The complete listing should be restated exactly.

------ Available records ------

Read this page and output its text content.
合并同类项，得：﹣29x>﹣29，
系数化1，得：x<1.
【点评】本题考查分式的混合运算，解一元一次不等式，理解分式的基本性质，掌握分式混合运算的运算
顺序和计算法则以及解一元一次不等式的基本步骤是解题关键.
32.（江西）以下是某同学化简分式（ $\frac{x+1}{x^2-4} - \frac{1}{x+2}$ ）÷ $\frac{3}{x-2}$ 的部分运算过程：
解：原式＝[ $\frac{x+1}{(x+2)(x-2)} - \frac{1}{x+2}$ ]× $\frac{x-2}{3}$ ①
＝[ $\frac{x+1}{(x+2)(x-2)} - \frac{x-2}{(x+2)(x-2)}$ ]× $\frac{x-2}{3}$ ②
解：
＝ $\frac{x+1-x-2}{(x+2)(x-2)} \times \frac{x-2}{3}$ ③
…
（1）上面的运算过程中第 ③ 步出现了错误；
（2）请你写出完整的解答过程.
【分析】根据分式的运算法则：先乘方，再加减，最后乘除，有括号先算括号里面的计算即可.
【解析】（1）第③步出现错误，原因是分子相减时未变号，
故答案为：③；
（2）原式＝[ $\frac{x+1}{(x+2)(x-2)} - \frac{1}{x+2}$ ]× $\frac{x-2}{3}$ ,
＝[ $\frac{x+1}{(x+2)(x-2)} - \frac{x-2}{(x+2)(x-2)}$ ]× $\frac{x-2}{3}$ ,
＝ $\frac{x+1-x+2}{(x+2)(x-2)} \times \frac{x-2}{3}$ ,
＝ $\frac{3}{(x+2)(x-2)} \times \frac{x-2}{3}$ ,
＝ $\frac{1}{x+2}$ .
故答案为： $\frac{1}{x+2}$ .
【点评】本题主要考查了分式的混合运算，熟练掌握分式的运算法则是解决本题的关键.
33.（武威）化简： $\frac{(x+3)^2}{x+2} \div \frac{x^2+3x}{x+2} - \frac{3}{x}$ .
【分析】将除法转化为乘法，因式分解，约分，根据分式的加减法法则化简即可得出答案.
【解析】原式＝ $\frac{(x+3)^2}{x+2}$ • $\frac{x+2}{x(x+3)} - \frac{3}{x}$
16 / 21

------

Written solution:
Read this page and output its text content.
合并同类项，得：﹣29x>﹣29，
系数化1，得：x<1.
【点评】本题考查分式的混合运算，解一元一次不等式，理解分式的基本性质，掌握分式混合运算的运算
顺序和计算法则以及解一元一次不等式的基本步骤是解题关键.
32.（江西）以下是某同学化简分式（ $\frac{x+1}{x^2-4} - \frac{1}{x+2}$ ）÷ $\frac{3}{x-2}$ 的部分运算过程：
解：原式＝[ $\frac{x+1}{(x+2)(x-2)} - \frac{1}{x+2}$ ]× $\frac{x-2}{3}$ ①
＝[ $\frac{x+1}{(x+2)(x-2)} - \frac{x-2}{(x+2)(x-2)}$ ]× $\frac{x-2}{3}$ ②
解：
＝ $\frac{x+1-x-2}{(x+2)(x-2)} \times \frac{x-2}{3}$ ③
…
（1）上面的运算过程中第 ③ 步出现了错误；
（2）请你写出完整的解答过程.
【分析】根据分式的运算法则：先乘方，再加减，最后乘除，有括号先算括号里面的计算即可.
【解析】（1）第③步出现错误，原因是分子相减时未变号，
故答案为：③；
（2）原式＝[ $\frac{x+1}{(x+2)(x-2)} - \frac{1}{x+2}$ ]× $\frac{x-2}{3}$ ,
＝[ $\frac{x+1}{(x+2)(x-2)} - \frac{x-2}{(x+2)(x-2)}$ ]× $\frac{x-2}{3}$ ,
＝ $\frac{x+1-x+2}{(x+2)(x-2)} \times \frac{x-2}{3}$ ,
＝ $\frac{3}{(x+2)(x-2)} \times \frac{x-2}{3}$ ,
＝ $\frac{1}{x+2}$ .
故答案为： $\frac{1}{x+2}$ .
【点评】本题主要考查了分式的混合运算，熟练掌握分式的运算法则是解决本题的关键.
33.（武威）化简： $\frac{(x+3)^2}{x+2} \div \frac{x^2+3x}{x+2} - \frac{3}{x}$ .
【分析】将除法转化为乘法，因式分解，约分，根据分式的加减法法则化简即可得出答案.
【解析】原式＝ $\frac{(x+3)^2}{x+2}$ • $\frac{x+2}{x(x+3)} - \frac{3}{x}$
16 / 21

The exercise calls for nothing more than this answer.